-- start Records for this exercise --

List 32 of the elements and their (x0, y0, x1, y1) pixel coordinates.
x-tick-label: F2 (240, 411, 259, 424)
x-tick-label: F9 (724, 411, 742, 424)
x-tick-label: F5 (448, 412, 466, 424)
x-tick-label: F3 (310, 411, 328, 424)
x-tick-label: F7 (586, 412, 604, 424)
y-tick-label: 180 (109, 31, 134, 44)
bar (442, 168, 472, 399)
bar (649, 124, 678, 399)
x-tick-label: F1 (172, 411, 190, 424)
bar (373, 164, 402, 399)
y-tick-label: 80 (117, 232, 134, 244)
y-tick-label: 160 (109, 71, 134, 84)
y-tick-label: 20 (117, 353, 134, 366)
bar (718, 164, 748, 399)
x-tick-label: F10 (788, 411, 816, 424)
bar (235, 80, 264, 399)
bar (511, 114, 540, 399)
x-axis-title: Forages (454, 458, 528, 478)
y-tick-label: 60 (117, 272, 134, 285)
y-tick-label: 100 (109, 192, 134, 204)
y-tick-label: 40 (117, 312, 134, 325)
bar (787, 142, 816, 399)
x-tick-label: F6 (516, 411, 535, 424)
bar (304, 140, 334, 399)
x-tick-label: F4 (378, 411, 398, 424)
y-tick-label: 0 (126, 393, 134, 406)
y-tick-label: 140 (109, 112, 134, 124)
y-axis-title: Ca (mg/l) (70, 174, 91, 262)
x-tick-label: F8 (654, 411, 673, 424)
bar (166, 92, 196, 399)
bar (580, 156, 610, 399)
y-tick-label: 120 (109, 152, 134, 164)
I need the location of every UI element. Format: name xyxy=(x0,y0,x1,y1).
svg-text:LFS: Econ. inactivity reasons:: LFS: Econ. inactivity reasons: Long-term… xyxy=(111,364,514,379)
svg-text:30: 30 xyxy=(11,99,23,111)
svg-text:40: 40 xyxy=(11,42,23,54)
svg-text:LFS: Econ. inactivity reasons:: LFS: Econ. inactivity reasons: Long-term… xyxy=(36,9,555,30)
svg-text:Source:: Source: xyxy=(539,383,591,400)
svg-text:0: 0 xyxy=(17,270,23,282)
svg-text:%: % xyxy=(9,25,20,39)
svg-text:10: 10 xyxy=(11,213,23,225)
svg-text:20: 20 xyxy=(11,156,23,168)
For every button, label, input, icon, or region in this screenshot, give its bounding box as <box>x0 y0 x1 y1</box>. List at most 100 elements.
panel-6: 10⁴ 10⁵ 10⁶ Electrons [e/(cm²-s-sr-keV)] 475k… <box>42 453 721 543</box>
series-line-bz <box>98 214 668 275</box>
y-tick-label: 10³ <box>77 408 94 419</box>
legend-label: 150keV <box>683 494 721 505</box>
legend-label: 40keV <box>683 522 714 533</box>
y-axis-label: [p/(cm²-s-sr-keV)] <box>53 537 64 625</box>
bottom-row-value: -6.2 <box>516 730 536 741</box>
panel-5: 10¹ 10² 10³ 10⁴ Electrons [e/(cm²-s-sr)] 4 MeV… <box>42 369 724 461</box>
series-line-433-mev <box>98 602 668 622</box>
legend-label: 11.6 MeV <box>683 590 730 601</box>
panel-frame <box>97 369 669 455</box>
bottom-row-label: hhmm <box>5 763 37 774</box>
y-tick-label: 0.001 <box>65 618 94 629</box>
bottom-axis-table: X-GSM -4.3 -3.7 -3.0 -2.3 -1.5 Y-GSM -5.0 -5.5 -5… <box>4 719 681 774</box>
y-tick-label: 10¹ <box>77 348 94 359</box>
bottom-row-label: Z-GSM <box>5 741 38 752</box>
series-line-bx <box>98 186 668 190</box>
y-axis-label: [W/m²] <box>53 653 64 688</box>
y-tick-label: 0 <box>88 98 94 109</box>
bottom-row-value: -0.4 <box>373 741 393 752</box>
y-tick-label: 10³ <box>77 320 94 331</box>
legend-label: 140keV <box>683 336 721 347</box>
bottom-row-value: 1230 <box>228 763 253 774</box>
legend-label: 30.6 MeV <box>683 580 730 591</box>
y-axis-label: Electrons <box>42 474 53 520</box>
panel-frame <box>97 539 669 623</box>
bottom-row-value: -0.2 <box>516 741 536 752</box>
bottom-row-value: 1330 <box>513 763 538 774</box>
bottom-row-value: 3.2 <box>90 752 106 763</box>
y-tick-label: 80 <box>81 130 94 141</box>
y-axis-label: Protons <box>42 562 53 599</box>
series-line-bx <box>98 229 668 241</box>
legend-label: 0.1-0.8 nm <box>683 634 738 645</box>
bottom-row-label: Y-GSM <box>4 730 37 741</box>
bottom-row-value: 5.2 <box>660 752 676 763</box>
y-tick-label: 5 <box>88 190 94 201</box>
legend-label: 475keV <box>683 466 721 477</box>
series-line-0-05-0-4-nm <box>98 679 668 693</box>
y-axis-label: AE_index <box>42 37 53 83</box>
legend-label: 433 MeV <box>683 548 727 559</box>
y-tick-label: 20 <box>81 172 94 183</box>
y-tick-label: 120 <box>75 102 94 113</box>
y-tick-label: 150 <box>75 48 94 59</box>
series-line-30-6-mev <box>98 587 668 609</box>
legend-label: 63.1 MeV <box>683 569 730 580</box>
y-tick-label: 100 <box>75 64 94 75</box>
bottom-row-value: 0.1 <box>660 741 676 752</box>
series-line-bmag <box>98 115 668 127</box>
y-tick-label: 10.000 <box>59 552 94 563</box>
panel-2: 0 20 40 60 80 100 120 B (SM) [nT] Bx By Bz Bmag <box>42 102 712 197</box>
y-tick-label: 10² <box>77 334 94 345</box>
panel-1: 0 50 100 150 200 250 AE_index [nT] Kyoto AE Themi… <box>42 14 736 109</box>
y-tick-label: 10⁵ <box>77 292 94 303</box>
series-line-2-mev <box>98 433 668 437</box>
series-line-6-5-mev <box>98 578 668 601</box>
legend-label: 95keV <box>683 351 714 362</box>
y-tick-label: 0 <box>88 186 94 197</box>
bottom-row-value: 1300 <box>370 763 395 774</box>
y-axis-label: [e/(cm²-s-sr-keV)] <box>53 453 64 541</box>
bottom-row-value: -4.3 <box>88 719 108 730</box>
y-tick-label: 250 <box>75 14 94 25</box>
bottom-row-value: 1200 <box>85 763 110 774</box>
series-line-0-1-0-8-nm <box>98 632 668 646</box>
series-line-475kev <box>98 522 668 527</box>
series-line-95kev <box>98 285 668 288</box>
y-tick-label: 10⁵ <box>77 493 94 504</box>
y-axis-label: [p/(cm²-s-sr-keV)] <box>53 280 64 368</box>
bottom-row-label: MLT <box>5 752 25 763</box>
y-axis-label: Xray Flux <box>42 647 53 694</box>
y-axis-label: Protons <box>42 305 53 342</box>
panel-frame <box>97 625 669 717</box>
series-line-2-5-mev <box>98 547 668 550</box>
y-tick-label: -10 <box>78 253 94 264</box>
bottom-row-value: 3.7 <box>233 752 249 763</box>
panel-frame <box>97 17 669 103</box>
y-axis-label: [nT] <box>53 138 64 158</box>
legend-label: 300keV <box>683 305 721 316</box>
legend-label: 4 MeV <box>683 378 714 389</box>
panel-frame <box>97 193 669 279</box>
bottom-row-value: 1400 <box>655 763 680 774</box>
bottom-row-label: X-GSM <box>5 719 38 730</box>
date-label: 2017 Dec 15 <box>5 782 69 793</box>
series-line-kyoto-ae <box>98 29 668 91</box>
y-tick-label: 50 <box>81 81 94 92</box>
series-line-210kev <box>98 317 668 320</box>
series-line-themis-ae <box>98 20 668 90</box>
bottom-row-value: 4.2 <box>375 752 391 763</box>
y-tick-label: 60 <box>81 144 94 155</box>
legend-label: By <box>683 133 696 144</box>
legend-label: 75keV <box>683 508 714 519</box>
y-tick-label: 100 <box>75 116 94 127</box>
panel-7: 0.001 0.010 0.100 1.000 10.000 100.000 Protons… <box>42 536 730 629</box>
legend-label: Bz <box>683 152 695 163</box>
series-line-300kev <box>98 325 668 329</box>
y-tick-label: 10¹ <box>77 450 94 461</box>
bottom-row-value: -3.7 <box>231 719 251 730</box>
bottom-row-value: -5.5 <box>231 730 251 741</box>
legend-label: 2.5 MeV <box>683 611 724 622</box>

-- end Records for this exercise --

• _What you need to do_
Could you quote the material from its first line up to and including the line that contains "bar (373, 164, 402, 399)"?

• _Full output_
List 32 of the elements and their (x0, y0, x1, y1) pixel coordinates.
x-tick-label: F2 (240, 411, 259, 424)
x-tick-label: F9 (724, 411, 742, 424)
x-tick-label: F5 (448, 412, 466, 424)
x-tick-label: F3 (310, 411, 328, 424)
x-tick-label: F7 (586, 412, 604, 424)
y-tick-label: 180 (109, 31, 134, 44)
bar (442, 168, 472, 399)
bar (649, 124, 678, 399)
x-tick-label: F1 (172, 411, 190, 424)
bar (373, 164, 402, 399)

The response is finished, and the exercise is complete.